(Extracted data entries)
## start

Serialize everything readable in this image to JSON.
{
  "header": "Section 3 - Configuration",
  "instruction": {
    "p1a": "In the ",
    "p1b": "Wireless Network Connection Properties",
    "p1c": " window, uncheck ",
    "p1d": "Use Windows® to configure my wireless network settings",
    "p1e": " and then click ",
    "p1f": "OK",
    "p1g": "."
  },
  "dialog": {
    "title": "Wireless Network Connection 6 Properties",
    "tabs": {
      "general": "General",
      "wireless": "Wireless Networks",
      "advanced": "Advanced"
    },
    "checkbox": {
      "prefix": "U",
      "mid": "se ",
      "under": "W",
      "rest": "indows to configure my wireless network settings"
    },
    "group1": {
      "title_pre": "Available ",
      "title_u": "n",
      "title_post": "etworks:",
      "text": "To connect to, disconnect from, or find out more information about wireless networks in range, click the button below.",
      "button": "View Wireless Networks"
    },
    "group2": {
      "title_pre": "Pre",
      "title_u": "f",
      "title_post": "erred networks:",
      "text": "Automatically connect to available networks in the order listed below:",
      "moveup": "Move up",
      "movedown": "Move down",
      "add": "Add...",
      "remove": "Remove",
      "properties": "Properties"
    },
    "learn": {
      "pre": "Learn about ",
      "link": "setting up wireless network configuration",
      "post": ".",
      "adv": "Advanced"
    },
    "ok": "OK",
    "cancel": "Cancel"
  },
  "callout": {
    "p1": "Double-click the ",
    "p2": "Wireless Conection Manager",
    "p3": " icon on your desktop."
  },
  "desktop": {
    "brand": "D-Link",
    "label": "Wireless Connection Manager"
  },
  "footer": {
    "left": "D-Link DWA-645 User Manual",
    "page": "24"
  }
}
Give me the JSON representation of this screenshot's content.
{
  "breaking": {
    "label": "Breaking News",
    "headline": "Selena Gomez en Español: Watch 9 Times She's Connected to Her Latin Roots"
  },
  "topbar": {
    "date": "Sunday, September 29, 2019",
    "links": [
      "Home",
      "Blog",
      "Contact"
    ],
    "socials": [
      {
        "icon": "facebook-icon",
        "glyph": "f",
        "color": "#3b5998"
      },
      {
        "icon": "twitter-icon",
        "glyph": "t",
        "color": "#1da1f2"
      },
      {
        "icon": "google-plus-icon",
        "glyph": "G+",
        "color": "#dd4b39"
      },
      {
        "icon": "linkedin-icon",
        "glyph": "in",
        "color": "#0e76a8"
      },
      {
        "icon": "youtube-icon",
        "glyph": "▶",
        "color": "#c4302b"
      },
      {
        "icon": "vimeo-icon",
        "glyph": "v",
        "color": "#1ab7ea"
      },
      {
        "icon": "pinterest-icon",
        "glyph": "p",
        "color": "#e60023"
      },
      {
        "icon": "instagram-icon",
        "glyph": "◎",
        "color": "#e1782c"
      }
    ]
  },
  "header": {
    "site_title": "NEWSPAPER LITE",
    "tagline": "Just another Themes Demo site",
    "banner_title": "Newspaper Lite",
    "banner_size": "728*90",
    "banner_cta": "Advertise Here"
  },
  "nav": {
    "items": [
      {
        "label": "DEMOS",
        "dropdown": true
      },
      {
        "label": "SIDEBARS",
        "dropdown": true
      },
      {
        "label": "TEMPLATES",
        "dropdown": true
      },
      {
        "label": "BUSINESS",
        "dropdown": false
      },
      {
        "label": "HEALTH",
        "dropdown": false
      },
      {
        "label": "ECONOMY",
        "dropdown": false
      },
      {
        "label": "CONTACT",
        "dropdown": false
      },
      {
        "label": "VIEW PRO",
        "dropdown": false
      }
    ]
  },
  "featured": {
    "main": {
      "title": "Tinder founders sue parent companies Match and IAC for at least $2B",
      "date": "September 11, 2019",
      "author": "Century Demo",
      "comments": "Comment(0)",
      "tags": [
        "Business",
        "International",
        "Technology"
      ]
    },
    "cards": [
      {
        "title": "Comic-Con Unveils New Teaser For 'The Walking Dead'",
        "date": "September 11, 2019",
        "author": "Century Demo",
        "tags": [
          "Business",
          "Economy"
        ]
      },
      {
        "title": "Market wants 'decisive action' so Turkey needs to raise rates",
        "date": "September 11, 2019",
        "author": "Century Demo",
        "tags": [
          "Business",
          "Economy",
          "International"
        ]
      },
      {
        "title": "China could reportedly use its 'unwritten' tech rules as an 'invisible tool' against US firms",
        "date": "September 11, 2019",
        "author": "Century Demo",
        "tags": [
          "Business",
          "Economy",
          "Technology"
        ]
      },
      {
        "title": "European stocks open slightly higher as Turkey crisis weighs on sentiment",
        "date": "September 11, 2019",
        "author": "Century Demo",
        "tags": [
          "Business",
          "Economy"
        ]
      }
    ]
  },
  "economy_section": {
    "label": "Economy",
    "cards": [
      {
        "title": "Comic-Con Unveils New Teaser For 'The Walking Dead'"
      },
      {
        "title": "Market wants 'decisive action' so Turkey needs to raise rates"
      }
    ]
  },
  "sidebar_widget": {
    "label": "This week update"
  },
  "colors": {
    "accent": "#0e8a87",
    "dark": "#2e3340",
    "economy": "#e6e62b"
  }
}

## end

--- Short task ---
Look through the entries above and report each line where the string "Comic" occurs.

--- Exercise solution ---
        "title": "Comic-Con Unveils New Teaser For 'The Walking Dead'",
        "title": "Comic-Con Unveils New Teaser For 'The Walking Dead'"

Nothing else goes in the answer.